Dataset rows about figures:
----------------

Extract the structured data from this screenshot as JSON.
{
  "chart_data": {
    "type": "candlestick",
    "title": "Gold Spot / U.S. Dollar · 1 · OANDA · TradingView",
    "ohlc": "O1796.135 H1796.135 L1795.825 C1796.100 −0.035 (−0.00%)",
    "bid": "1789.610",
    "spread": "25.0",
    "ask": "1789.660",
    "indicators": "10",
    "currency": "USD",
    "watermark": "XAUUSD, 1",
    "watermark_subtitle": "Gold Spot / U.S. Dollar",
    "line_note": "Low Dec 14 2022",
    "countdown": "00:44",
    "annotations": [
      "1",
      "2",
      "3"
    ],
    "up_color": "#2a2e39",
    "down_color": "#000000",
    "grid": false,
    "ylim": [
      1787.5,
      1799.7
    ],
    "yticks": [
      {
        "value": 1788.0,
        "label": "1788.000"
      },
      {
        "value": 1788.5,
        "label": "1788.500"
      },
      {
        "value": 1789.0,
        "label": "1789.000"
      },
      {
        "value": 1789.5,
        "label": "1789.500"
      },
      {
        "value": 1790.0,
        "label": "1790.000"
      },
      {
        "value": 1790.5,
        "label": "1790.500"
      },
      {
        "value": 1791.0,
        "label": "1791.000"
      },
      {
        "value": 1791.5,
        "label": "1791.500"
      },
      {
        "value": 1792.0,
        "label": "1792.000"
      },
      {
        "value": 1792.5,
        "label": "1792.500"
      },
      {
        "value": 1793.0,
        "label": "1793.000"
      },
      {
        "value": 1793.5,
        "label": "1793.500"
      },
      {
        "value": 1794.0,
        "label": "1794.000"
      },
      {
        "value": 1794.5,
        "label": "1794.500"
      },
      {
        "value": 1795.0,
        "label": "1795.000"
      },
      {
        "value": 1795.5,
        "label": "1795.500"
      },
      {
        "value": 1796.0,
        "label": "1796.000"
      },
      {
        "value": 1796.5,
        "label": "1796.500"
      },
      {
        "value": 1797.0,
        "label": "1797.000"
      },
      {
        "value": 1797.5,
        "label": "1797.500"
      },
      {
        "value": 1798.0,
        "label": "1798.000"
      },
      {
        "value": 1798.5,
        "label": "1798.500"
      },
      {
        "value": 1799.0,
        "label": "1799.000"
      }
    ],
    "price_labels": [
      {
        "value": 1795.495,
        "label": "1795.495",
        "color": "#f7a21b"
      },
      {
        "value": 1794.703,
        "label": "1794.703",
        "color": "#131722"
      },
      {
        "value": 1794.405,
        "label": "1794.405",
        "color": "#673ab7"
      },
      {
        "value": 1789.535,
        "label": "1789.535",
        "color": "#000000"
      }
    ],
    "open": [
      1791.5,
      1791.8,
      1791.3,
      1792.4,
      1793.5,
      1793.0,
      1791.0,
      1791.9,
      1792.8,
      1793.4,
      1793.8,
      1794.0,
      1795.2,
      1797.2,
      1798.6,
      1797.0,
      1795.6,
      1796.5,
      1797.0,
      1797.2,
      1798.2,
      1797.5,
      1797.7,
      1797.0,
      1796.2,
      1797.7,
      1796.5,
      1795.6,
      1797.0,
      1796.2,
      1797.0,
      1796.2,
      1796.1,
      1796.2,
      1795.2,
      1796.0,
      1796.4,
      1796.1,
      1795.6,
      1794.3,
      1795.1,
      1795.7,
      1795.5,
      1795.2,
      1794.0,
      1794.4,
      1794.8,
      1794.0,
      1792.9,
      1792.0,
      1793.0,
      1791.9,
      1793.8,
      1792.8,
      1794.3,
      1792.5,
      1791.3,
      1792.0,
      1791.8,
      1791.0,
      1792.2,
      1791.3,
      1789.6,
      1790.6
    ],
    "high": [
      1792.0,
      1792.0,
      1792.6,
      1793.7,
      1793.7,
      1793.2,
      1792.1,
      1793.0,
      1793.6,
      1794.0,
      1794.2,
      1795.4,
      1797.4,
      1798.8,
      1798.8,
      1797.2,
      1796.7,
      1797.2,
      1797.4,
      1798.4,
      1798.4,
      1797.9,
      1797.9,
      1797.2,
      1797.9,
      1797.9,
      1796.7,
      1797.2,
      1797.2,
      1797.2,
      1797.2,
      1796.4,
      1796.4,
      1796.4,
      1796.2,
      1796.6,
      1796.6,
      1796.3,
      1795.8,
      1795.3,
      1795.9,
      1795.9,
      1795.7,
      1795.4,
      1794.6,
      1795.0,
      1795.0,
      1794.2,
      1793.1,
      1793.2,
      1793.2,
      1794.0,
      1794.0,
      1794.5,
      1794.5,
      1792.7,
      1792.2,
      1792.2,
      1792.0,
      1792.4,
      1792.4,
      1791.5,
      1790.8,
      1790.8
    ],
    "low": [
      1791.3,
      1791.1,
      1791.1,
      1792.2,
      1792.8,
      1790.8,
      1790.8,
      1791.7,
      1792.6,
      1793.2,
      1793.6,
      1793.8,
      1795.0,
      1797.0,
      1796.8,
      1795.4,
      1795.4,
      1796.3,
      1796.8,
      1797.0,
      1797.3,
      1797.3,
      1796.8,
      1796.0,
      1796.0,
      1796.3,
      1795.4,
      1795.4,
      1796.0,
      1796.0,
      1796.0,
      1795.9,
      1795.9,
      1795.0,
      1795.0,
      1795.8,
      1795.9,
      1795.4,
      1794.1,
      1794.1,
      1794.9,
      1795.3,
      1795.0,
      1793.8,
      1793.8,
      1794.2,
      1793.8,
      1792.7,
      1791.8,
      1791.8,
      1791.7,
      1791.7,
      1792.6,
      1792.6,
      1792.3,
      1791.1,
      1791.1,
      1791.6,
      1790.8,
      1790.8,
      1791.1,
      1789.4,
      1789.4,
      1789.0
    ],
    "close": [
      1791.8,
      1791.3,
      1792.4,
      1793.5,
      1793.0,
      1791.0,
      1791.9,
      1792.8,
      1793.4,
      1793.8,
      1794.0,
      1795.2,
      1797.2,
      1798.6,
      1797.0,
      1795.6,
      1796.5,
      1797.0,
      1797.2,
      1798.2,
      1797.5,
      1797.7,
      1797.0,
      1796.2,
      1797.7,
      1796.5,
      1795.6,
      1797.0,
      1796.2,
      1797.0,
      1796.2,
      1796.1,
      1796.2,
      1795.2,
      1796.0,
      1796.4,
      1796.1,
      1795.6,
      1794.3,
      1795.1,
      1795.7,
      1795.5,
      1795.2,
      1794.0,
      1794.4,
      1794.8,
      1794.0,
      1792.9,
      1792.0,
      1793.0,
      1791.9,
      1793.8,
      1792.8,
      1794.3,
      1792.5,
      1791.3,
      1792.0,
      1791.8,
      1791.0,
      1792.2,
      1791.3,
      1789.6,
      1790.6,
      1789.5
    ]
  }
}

----------------

Task: All lines above with "Gold" in them should be returned.

The output:
    "title": "Gold Spot / U.S. Dollar · 1 · OANDA · TradingView",
    "watermark_subtitle": "Gold Spot / U.S. Dollar",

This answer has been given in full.